Items from a figure collection

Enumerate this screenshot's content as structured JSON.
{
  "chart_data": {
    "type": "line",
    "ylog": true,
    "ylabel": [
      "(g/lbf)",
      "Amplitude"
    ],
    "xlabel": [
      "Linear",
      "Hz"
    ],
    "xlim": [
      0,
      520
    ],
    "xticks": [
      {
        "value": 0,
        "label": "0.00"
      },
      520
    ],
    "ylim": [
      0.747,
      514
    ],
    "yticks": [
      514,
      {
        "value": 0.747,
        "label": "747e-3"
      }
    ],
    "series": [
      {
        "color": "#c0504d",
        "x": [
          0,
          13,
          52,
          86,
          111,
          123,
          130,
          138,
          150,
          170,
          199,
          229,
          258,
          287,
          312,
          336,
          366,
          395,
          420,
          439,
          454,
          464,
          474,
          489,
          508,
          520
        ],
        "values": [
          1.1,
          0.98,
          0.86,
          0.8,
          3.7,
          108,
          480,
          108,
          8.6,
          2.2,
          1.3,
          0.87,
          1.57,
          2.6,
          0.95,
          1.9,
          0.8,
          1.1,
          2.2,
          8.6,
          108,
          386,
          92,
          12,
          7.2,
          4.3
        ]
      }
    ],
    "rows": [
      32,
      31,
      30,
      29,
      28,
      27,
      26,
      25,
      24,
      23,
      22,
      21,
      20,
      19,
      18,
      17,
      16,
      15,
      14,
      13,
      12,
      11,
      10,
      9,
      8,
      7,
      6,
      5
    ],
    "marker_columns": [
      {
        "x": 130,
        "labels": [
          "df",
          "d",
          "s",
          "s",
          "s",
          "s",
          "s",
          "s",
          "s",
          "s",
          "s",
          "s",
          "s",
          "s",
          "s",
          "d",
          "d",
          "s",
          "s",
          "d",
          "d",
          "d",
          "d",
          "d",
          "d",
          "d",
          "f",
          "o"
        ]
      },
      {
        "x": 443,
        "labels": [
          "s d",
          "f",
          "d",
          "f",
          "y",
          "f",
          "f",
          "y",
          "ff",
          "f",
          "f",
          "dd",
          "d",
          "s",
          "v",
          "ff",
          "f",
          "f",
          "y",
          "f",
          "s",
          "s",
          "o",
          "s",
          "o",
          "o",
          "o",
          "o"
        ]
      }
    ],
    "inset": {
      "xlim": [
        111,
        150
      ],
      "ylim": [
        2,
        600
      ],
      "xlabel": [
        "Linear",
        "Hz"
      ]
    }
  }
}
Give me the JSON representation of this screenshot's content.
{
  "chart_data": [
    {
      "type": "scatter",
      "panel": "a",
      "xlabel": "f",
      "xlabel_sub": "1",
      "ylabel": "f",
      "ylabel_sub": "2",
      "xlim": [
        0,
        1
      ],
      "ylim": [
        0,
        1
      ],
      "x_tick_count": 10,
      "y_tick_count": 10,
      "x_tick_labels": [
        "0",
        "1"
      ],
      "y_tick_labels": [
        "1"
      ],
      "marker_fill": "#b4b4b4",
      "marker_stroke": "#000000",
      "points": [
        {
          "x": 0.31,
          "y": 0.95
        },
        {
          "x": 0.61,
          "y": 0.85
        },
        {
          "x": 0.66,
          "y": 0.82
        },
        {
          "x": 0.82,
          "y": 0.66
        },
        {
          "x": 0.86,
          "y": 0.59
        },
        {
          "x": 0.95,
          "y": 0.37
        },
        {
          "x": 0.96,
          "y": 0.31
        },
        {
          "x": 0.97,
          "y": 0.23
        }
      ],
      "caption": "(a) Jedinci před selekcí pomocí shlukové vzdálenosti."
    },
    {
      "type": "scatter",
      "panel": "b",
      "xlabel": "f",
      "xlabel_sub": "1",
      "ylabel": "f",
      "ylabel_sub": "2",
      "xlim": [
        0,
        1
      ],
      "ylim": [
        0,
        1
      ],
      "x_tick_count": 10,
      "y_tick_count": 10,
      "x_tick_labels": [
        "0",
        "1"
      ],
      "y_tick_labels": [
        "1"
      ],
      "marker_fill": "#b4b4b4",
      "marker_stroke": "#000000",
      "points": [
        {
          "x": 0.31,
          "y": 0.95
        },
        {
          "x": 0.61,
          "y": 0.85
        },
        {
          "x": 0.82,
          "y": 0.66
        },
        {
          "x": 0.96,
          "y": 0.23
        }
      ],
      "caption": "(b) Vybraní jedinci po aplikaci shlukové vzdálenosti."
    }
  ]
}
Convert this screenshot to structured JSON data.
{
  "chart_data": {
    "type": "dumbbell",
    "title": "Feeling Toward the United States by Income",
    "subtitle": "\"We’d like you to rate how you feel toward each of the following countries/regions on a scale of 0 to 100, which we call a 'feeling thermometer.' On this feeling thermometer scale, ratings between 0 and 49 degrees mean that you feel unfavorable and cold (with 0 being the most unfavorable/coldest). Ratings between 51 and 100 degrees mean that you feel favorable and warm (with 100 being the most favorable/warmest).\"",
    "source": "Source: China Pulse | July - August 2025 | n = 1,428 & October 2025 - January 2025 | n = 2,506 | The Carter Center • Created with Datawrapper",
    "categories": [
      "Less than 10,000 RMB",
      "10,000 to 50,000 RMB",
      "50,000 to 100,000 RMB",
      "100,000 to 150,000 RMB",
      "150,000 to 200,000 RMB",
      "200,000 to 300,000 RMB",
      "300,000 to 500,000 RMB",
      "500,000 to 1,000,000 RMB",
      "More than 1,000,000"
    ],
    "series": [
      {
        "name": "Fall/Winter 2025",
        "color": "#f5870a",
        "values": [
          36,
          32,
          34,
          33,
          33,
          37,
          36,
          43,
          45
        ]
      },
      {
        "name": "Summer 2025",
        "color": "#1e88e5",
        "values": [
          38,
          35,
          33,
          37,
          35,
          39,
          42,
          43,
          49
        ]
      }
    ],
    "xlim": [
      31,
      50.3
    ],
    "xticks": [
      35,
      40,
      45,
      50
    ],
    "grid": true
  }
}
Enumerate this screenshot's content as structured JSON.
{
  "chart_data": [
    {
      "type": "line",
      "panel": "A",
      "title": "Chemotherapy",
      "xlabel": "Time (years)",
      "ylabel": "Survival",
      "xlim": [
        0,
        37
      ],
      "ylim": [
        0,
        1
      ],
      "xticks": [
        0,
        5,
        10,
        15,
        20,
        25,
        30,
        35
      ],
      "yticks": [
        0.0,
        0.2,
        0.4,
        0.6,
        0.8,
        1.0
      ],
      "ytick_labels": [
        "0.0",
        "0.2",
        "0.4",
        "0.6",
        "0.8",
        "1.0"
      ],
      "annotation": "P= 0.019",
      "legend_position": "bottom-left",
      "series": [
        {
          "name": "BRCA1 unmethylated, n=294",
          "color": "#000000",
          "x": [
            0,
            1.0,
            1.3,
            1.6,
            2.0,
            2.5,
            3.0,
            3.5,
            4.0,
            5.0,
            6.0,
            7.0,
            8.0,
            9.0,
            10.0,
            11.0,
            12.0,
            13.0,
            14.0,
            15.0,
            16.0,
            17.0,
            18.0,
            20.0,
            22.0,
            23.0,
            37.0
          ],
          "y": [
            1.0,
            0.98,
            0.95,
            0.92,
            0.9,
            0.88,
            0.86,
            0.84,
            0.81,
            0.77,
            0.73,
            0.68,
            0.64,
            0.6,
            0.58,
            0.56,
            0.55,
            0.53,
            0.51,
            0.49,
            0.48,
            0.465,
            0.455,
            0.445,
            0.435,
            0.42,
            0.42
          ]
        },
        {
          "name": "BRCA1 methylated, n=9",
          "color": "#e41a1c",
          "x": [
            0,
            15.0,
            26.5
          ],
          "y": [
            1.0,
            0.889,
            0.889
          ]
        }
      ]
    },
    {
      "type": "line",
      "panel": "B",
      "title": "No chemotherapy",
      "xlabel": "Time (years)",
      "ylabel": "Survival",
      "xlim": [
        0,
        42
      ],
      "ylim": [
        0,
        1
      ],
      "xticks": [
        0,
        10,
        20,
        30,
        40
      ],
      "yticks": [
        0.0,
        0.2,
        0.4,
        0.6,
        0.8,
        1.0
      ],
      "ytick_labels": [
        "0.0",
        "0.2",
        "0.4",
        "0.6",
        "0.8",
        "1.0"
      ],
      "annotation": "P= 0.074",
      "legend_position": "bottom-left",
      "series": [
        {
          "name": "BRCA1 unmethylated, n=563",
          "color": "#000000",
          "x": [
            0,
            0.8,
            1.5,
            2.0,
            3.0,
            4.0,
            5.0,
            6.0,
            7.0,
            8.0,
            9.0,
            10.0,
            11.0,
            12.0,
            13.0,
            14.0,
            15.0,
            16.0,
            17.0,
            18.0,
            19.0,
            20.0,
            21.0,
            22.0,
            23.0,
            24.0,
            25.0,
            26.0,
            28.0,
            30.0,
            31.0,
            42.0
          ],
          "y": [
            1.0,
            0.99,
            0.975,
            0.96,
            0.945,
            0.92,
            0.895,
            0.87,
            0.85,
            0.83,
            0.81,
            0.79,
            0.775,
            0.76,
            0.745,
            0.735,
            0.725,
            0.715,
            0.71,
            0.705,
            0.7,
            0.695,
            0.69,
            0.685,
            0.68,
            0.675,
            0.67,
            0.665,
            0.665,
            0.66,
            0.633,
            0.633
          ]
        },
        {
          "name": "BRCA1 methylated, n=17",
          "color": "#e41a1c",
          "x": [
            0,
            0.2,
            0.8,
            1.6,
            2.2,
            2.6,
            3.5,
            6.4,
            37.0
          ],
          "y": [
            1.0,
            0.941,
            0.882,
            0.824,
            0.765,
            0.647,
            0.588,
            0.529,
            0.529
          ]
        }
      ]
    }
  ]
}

◆ What this task involves
Using the records above, select and copy every line that has the word "caption".

◆ Result of this exercise
      "caption": "(a) Jedinci před selekcí pomocí shlukové vzdálenosti."
      "caption": "(b) Vybraní jedinci po aplikaci shlukové vzdálenosti."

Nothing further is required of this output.